__Dataset items__.
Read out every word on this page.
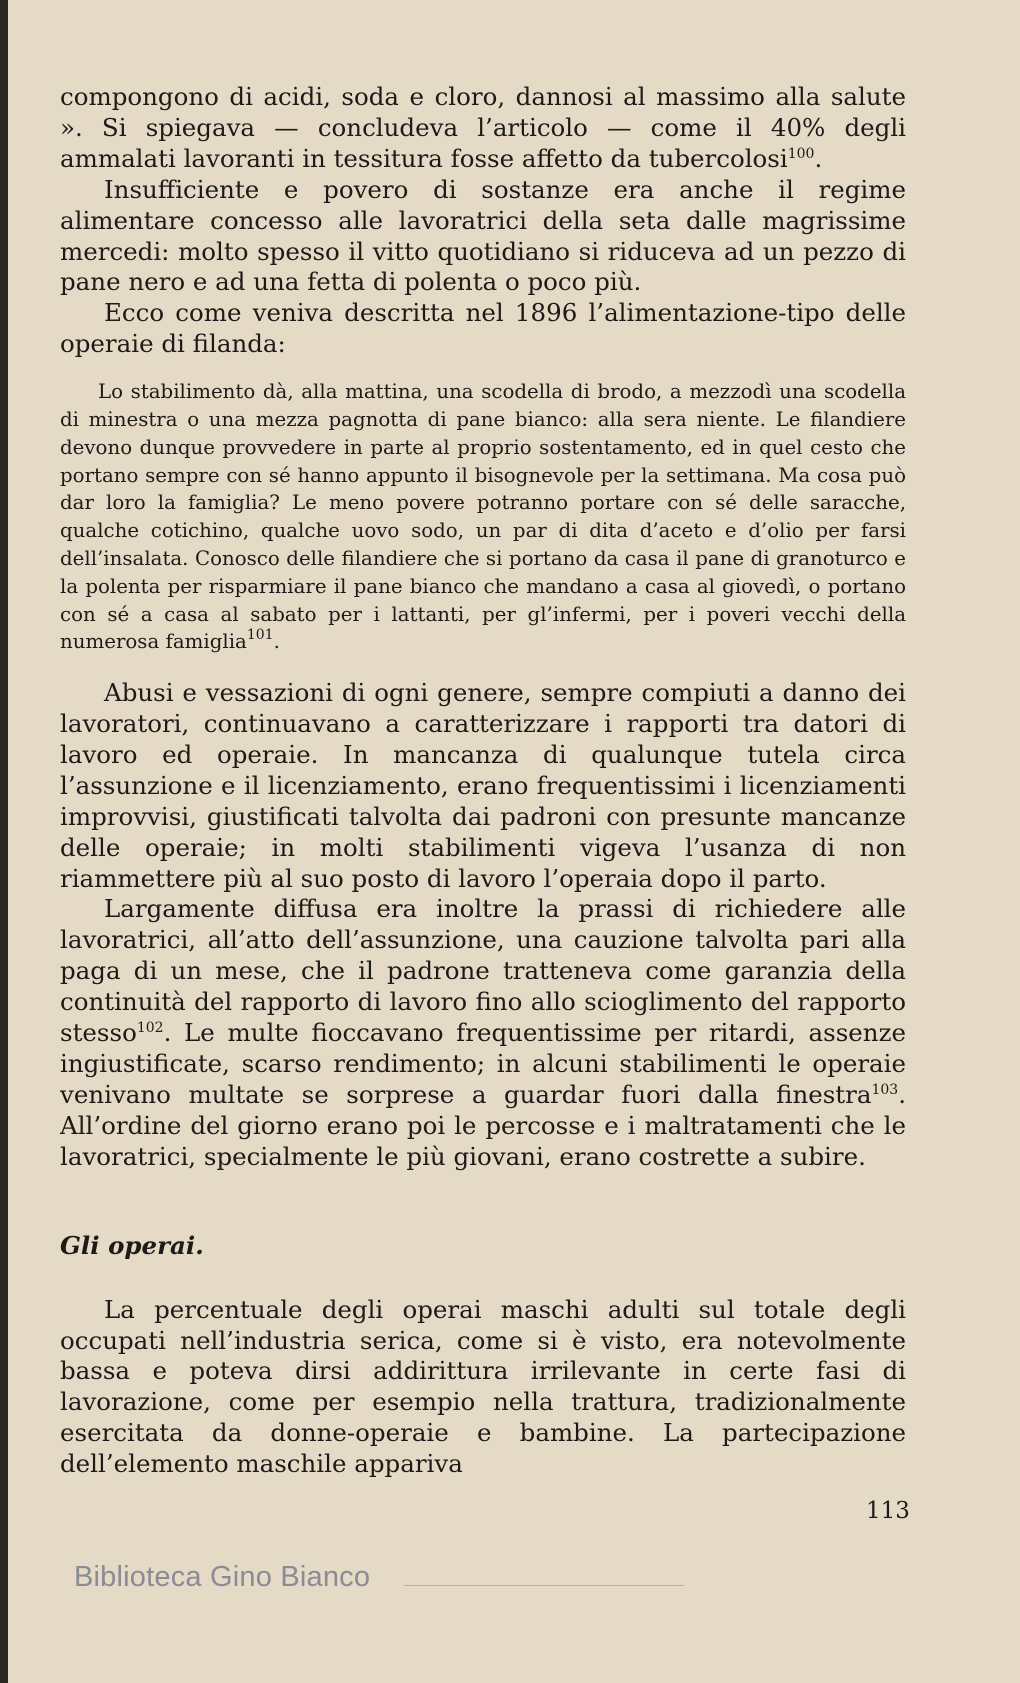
compongono di acidi, soda e cloro, dannosi al massimo alla salute ». Si spiegava — concludeva l’articolo — come il 40% degli ammalati lavoranti in tessitura fosse affetto da tubercolosi$^{100}$.

Insufficiente e povero di sostanze era anche il regime alimentare concesso alle lavoratrici della seta dalle magrissime mercedi: molto spesso il vitto quotidiano si riduceva ad un pezzo di pane nero e ad una fetta di polenta o poco più.

Ecco come veniva descritta nel 1896 l’alimentazione-tipo delle operaie di filanda:

Lo stabilimento dà, alla mattina, una scodella di brodo, a mezzodì una scodella di minestra o una mezza pagnotta di pane bianco: alla sera niente. Le filandiere devono dunque provvedere in parte al proprio sostentamento, ed in quel cesto che portano sempre con sé hanno appunto il bisognevole per la settimana. Ma cosa può dar loro la famiglia? Le meno povere potranno portare con sé delle saracche, qualche cotichino, qualche uovo sodo, un par di dita d’aceto e d’olio per farsi dell’insalata. Conosco delle filandiere che si portano da casa il pane di granoturco e la polenta per risparmiare il pane bianco che mandano a casa al giovedì, o portano con sé a casa al sabato per i lattanti, per gl’infermi, per i poveri vecchi della numerosa famiglia$^{101}$.

Abusi e vessazioni di ogni genere, sempre compiuti a danno dei lavoratori, continuavano a caratterizzare i rapporti tra datori di lavoro ed operaie. In mancanza di qualunque tutela circa l’assunzione e il licenziamento, erano frequentissimi i licenziamenti improvvisi, giustificati talvolta dai padroni con presunte mancanze delle operaie; in molti stabilimenti vigeva l’usanza di non riammettere più al suo posto di lavoro l’operaia dopo il parto.

Largamente diffusa era inoltre la prassi di richiedere alle lavoratrici, all’atto dell’assunzione, una cauzione talvolta pari alla paga di un mese, che il padrone tratteneva come garanzia della continuità del rapporto di lavoro fino allo scioglimento del rapporto stesso$^{102}$. Le multe fioccavano frequentissime per ritardi, assenze ingiustificate, scarso rendimento; in alcuni stabilimenti le operaie venivano multate se sorprese a guardar fuori dalla finestra$^{103}$. All’ordine del giorno erano poi le percosse e i maltratamenti che le lavoratrici, specialmente le più giovani, erano costrette a subire.

Gli operai.

La percentuale degli operai maschi adulti sul totale degli occupati nell’industria serica, come si è visto, era notevolmente bassa e poteva dirsi addirittura irrilevante in certe fasi di lavorazione, come per esempio nella trattura, tradizionalmente esercitata da donne-operaie e bambine. La partecipazione dell’elemento maschile appariva

113
Biblioteca Gino Bianco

__Aim__. Return every line containing "talvolta".

__Exercise response__.
Abusi e vessazioni di ogni genere, sempre compiuti a danno dei lavoratori, continuavano a caratterizzare i rapporti tra datori di lavoro ed operaie. In mancanza di qualunque tutela circa l’assunzione e il licenziamento, erano frequentissimi i licenziamenti improvvisi, giustificati talvolta dai padroni con presunte mancanze delle operaie; in molti stabilimenti vigeva l’usanza di non riammettere più al suo posto di lavoro l’operaia dopo il parto.
Largamente diffusa era inoltre la prassi di richiedere alle lavoratrici, all’atto dell’assunzione, una cauzione talvolta pari alla paga di un mese, che il padrone tratteneva come garanzia della continuità del rapporto di lavoro fino allo scioglimento del rapporto stesso$^{102}$. Le multe fioccavano frequentissime per ritardi, assenze ingiustificate, scarso rendimento; in alcuni stabilimenti le operaie venivano multate se sorprese a guardar fuori dalla finestra$^{103}$. All’ordine del giorno erano poi le percosse e i maltratamenti che le lavoratrici, specialmente le più giovani, erano costrette a subire.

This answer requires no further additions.